---------- Data records

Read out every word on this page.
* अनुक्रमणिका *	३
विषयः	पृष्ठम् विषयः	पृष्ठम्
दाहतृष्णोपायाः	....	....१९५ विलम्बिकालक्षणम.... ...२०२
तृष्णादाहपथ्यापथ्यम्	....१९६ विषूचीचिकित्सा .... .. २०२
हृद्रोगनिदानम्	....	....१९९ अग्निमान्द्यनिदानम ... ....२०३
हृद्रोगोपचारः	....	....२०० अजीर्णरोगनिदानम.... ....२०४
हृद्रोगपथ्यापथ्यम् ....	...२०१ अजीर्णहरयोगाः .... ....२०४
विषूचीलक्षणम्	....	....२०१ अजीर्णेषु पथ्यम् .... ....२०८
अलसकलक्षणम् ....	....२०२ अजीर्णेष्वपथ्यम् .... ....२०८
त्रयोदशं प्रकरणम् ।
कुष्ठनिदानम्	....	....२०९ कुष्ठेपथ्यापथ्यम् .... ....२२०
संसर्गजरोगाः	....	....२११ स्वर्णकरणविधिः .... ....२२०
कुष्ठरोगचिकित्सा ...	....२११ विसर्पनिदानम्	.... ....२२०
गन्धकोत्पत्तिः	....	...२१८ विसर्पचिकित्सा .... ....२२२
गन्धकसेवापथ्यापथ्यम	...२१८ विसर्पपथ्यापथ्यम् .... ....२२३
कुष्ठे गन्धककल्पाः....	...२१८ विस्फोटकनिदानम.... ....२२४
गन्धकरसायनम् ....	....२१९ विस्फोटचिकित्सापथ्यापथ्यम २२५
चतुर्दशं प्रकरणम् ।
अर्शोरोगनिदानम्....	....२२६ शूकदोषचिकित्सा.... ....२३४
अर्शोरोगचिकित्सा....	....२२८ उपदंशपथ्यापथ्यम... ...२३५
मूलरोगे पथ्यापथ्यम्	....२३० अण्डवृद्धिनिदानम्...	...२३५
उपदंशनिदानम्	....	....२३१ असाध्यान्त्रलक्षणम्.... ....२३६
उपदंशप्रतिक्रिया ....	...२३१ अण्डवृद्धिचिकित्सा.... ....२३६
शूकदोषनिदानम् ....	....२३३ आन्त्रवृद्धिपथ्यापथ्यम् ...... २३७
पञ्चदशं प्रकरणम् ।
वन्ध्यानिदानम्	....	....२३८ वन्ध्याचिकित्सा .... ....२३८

--------------------

--- Aim of the exercise ---
Find out how many lines in the listing contain the string "रकरणम". Give the number alone.

--- The response ---
3